Repeat the listing in full, word for word.

ENTRIES:
BEGIN
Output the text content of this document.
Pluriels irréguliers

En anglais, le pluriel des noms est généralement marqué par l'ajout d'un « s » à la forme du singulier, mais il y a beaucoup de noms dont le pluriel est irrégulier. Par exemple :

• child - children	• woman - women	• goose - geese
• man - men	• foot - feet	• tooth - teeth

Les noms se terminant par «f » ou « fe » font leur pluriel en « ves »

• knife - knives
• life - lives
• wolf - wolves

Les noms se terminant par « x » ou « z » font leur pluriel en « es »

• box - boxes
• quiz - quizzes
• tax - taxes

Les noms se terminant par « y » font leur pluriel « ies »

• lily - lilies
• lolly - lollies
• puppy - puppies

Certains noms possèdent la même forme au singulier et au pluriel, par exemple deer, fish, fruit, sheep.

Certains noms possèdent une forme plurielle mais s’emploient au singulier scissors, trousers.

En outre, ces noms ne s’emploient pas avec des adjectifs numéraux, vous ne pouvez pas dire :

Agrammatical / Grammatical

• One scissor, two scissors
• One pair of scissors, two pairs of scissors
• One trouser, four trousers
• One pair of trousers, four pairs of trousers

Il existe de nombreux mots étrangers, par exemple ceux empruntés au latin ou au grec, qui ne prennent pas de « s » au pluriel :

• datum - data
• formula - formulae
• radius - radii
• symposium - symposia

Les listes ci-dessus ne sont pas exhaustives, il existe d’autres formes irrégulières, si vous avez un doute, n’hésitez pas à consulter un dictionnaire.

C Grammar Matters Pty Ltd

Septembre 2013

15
END
FULL ANSWER:
Output the text content of this document.
Pluriels irréguliers

En anglais, le pluriel des noms est généralement marqué par l'ajout d'un « s » à la forme du singulier, mais il y a beaucoup de noms dont le pluriel est irrégulier. Par exemple :

• child - children	• woman - women	• goose - geese
• man - men	• foot - feet	• tooth - teeth

Les noms se terminant par «f » ou « fe » font leur pluriel en « ves »

• knife - knives
• life - lives
• wolf - wolves

Les noms se terminant par « x » ou « z » font leur pluriel en « es »

• box - boxes
• quiz - quizzes
• tax - taxes

Les noms se terminant par « y » font leur pluriel « ies »

• lily - lilies
• lolly - lollies
• puppy - puppies

Certains noms possèdent la même forme au singulier et au pluriel, par exemple deer, fish, fruit, sheep.

Certains noms possèdent une forme plurielle mais s’emploient au singulier scissors, trousers.

En outre, ces noms ne s’emploient pas avec des adjectifs numéraux, vous ne pouvez pas dire :

Agrammatical / Grammatical

• One scissor, two scissors
• One pair of scissors, two pairs of scissors
• One trouser, four trousers
• One pair of trousers, four pairs of trousers

Il existe de nombreux mots étrangers, par exemple ceux empruntés au latin ou au grec, qui ne prennent pas de « s » au pluriel :

• datum - data
• formula - formulae
• radius - radii
• symposium - symposia

Les listes ci-dessus ne sont pas exhaustives, il existe d’autres formes irrégulières, si vous avez un doute, n’hésitez pas à consulter un dictionnaire.

C Grammar Matters Pty Ltd

Septembre 2013

15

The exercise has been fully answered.